■ **RECORDS SHOWN**

--- Start ---

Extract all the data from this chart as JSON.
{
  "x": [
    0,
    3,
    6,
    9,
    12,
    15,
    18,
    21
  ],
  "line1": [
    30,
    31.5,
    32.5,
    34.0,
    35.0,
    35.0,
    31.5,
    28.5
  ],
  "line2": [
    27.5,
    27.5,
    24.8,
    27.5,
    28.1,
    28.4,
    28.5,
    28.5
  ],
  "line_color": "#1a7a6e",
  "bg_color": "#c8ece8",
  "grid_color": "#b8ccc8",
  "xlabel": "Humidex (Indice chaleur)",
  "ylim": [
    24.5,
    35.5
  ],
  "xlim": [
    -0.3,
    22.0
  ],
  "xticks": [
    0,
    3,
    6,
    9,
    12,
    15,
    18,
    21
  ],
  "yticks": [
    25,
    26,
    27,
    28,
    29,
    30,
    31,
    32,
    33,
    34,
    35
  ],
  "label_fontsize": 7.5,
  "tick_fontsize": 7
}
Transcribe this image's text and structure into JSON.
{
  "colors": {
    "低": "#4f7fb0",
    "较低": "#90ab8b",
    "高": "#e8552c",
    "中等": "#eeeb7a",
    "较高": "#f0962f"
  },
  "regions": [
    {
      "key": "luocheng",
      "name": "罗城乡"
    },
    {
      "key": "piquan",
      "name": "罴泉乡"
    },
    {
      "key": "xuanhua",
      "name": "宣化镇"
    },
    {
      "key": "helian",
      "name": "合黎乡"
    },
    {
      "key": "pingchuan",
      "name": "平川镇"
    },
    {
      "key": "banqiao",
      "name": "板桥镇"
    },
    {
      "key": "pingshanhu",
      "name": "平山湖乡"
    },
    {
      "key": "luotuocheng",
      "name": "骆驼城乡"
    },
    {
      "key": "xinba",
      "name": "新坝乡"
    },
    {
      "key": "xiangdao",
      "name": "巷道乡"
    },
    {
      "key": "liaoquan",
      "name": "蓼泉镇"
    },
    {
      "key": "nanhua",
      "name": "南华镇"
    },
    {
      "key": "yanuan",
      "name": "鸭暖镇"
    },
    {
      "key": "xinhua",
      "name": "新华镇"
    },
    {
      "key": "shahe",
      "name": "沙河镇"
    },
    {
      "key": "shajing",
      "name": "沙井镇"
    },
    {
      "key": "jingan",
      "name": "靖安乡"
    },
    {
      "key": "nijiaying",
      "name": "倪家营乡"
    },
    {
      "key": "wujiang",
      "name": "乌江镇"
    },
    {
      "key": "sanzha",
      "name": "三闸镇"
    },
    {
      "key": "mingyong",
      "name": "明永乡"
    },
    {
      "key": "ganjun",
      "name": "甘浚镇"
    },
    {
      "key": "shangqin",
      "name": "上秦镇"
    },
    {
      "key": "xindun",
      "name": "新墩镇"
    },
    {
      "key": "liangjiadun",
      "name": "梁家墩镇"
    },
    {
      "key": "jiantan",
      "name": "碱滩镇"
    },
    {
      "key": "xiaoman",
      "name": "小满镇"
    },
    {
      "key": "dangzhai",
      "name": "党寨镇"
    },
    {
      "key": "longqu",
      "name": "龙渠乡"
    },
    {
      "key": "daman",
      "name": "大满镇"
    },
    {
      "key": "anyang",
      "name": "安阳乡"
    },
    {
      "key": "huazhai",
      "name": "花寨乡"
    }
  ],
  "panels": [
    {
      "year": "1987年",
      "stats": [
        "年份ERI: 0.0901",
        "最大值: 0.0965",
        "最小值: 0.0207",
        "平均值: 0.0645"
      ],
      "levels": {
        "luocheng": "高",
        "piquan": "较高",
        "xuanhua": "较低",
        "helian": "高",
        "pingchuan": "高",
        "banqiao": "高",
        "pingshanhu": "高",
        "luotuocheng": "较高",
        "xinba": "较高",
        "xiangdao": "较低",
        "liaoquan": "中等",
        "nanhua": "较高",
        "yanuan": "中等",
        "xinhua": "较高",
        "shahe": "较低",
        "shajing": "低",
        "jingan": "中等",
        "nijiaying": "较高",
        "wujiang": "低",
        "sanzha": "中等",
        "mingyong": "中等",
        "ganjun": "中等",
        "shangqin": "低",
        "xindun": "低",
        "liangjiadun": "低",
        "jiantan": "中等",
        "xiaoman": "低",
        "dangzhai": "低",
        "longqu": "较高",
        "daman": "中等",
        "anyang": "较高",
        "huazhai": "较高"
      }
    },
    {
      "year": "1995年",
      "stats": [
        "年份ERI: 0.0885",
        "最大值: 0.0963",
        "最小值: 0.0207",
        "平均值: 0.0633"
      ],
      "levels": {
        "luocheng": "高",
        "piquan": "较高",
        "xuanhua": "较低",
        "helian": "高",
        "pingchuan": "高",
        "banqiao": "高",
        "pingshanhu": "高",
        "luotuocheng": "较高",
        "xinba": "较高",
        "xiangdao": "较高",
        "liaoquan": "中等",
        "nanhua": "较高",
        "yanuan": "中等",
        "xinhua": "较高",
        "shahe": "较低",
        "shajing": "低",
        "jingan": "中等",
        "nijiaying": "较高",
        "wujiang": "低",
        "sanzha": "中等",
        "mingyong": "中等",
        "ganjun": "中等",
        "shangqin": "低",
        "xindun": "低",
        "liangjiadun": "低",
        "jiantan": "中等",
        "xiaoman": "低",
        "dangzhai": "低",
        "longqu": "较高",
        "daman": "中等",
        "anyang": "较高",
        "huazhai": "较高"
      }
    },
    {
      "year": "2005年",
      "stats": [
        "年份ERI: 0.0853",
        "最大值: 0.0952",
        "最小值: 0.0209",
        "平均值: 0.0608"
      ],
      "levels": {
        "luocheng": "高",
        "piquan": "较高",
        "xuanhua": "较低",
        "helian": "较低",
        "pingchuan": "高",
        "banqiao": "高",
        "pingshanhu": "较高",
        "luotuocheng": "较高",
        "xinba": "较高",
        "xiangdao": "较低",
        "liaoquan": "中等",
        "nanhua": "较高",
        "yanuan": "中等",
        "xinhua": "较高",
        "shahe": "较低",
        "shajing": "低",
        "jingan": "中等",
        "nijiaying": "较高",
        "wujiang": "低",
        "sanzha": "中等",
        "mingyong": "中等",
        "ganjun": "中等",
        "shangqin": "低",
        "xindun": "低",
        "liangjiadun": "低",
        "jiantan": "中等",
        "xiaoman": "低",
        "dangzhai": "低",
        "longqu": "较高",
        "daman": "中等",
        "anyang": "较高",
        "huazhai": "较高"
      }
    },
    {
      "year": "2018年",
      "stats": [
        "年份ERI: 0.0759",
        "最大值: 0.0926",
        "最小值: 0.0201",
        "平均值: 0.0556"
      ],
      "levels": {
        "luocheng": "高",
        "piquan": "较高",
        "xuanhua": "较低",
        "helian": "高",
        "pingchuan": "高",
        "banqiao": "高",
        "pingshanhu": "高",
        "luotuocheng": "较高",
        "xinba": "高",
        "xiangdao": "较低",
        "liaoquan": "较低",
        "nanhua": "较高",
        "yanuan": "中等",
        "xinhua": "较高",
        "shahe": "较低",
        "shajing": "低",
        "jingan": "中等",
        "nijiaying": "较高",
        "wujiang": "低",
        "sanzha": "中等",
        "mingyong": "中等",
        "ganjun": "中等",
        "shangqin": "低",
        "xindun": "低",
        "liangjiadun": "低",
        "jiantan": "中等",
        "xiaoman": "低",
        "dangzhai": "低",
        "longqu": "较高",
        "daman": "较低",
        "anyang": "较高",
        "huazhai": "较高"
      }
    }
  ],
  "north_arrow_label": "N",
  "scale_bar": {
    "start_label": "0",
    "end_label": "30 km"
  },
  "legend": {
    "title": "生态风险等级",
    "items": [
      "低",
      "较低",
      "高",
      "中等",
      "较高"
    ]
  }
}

--- End ---

■ **DIRECTIONS FOR THIS TASK**
Please repeat the listing above in full and exactly.

■ **FULL SOLUTION**
Extract all the data from this chart as JSON.
{
  "x": [
    0,
    3,
    6,
    9,
    12,
    15,
    18,
    21
  ],
  "line1": [
    30,
    31.5,
    32.5,
    34.0,
    35.0,
    35.0,
    31.5,
    28.5
  ],
  "line2": [
    27.5,
    27.5,
    24.8,
    27.5,
    28.1,
    28.4,
    28.5,
    28.5
  ],
  "line_color": "#1a7a6e",
  "bg_color": "#c8ece8",
  "grid_color": "#b8ccc8",
  "xlabel": "Humidex (Indice chaleur)",
  "ylim": [
    24.5,
    35.5
  ],
  "xlim": [
    -0.3,
    22.0
  ],
  "xticks": [
    0,
    3,
    6,
    9,
    12,
    15,
    18,
    21
  ],
  "yticks": [
    25,
    26,
    27,
    28,
    29,
    30,
    31,
    32,
    33,
    34,
    35
  ],
  "label_fontsize": 7.5,
  "tick_fontsize": 7
}
Transcribe this image's text and structure into JSON.
{
  "colors": {
    "低": "#4f7fb0",
    "较低": "#90ab8b",
    "高": "#e8552c",
    "中等": "#eeeb7a",
    "较高": "#f0962f"
  },
  "regions": [
    {
      "key": "luocheng",
      "name": "罗城乡"
    },
    {
      "key": "piquan",
      "name": "罴泉乡"
    },
    {
      "key": "xuanhua",
      "name": "宣化镇"
    },
    {
      "key": "helian",
      "name": "合黎乡"
    },
    {
      "key": "pingchuan",
      "name": "平川镇"
    },
    {
      "key": "banqiao",
      "name": "板桥镇"
    },
    {
      "key": "pingshanhu",
      "name": "平山湖乡"
    },
    {
      "key": "luotuocheng",
      "name": "骆驼城乡"
    },
    {
      "key": "xinba",
      "name": "新坝乡"
    },
    {
      "key": "xiangdao",
      "name": "巷道乡"
    },
    {
      "key": "liaoquan",
      "name": "蓼泉镇"
    },
    {
      "key": "nanhua",
      "name": "南华镇"
    },
    {
      "key": "yanuan",
      "name": "鸭暖镇"
    },
    {
      "key": "xinhua",
      "name": "新华镇"
    },
    {
      "key": "shahe",
      "name": "沙河镇"
    },
    {
      "key": "shajing",
      "name": "沙井镇"
    },
    {
      "key": "jingan",
      "name": "靖安乡"
    },
    {
      "key": "nijiaying",
      "name": "倪家营乡"
    },
    {
      "key": "wujiang",
      "name": "乌江镇"
    },
    {
      "key": "sanzha",
      "name": "三闸镇"
    },
    {
      "key": "mingyong",
      "name": "明永乡"
    },
    {
      "key": "ganjun",
      "name": "甘浚镇"
    },
    {
      "key": "shangqin",
      "name": "上秦镇"
    },
    {
      "key": "xindun",
      "name": "新墩镇"
    },
    {
      "key": "liangjiadun",
      "name": "梁家墩镇"
    },
    {
      "key": "jiantan",
      "name": "碱滩镇"
    },
    {
      "key": "xiaoman",
      "name": "小满镇"
    },
    {
      "key": "dangzhai",
      "name": "党寨镇"
    },
    {
      "key": "longqu",
      "name": "龙渠乡"
    },
    {
      "key": "daman",
      "name": "大满镇"
    },
    {
      "key": "anyang",
      "name": "安阳乡"
    },
    {
      "key": "huazhai",
      "name": "花寨乡"
    }
  ],
  "panels": [
    {
      "year": "1987年",
      "stats": [
        "年份ERI: 0.0901",
        "最大值: 0.0965",
        "最小值: 0.0207",
        "平均值: 0.0645"
      ],
      "levels": {
        "luocheng": "高",
        "piquan": "较高",
        "xuanhua": "较低",
        "helian": "高",
        "pingchuan": "高",
        "banqiao": "高",
        "pingshanhu": "高",
        "luotuocheng": "较高",
        "xinba": "较高",
        "xiangdao": "较低",
        "liaoquan": "中等",
        "nanhua": "较高",
        "yanuan": "中等",
        "xinhua": "较高",
        "shahe": "较低",
        "shajing": "低",
        "jingan": "中等",
        "nijiaying": "较高",
        "wujiang": "低",
        "sanzha": "中等",
        "mingyong": "中等",
        "ganjun": "中等",
        "shangqin": "低",
        "xindun": "低",
        "liangjiadun": "低",
        "jiantan": "中等",
        "xiaoman": "低",
        "dangzhai": "低",
        "longqu": "较高",
        "daman": "中等",
        "anyang": "较高",
        "huazhai": "较高"
      }
    },
    {
      "year": "1995年",
      "stats": [
        "年份ERI: 0.0885",
        "最大值: 0.0963",
        "最小值: 0.0207",
        "平均值: 0.0633"
      ],
      "levels": {
        "luocheng": "高",
        "piquan": "较高",
        "xuanhua": "较低",
        "helian": "高",
        "pingchuan": "高",
        "banqiao": "高",
        "pingshanhu": "高",
        "luotuocheng": "较高",
        "xinba": "较高",
        "xiangdao": "较高",
        "liaoquan": "中等",
        "nanhua": "较高",
        "yanuan": "中等",
        "xinhua": "较高",
        "shahe": "较低",
        "shajing": "低",
        "jingan": "中等",
        "nijiaying": "较高",
        "wujiang": "低",
        "sanzha": "中等",
        "mingyong": "中等",
        "ganjun": "中等",
        "shangqin": "低",
        "xindun": "低",
        "liangjiadun": "低",
        "jiantan": "中等",
        "xiaoman": "低",
        "dangzhai": "低",
        "longqu": "较高",
        "daman": "中等",
        "anyang": "较高",
        "huazhai": "较高"
      }
    },
    {
      "year": "2005年",
      "stats": [
        "年份ERI: 0.0853",
        "最大值: 0.0952",
        "最小值: 0.0209",
        "平均值: 0.0608"
      ],
      "levels": {
        "luocheng": "高",
        "piquan": "较高",
        "xuanhua": "较低",
        "helian": "较低",
        "pingchuan": "高",
        "banqiao": "高",
        "pingshanhu": "较高",
        "luotuocheng": "较高",
        "xinba": "较高",
        "xiangdao": "较低",
        "liaoquan": "中等",
        "nanhua": "较高",
        "yanuan": "中等",
        "xinhua": "较高",
        "shahe": "较低",
        "shajing": "低",
        "jingan": "中等",
        "nijiaying": "较高",
        "wujiang": "低",
        "sanzha": "中等",
        "mingyong": "中等",
        "ganjun": "中等",
        "shangqin": "低",
        "xindun": "低",
        "liangjiadun": "低",
        "jiantan": "中等",
        "xiaoman": "低",
        "dangzhai": "低",
        "longqu": "较高",
        "daman": "中等",
        "anyang": "较高",
        "huazhai": "较高"
      }
    },
    {
      "year": "2018年",
      "stats": [
        "年份ERI: 0.0759",
        "最大值: 0.0926",
        "最小值: 0.0201",
        "平均值: 0.0556"
      ],
      "levels": {
        "luocheng": "高",
        "piquan": "较高",
        "xuanhua": "较低",
        "helian": "高",
        "pingchuan": "高",
        "banqiao": "高",
        "pingshanhu": "高",
        "luotuocheng": "较高",
        "xinba": "高",
        "xiangdao": "较低",
        "liaoquan": "较低",
        "nanhua": "较高",
        "yanuan": "中等",
        "xinhua": "较高",
        "shahe": "较低",
        "shajing": "低",
        "jingan": "中等",
        "nijiaying": "较高",
        "wujiang": "低",
        "sanzha": "中等",
        "mingyong": "中等",
        "ganjun": "中等",
        "shangqin": "低",
        "xindun": "低",
        "liangjiadun": "低",
        "jiantan": "中等",
        "xiaoman": "低",
        "dangzhai": "低",
        "longqu": "较高",
        "daman": "较低",
        "anyang": "较高",
        "huazhai": "较高"
      }
    }
  ],
  "north_arrow_label": "N",
  "scale_bar": {
    "start_label": "0",
    "end_label": "30 km"
  },
  "legend": {
    "title": "生态风险等级",
    "items": [
      "低",
      "较低",
      "高",
      "中等",
      "较高"
    ]
  }
}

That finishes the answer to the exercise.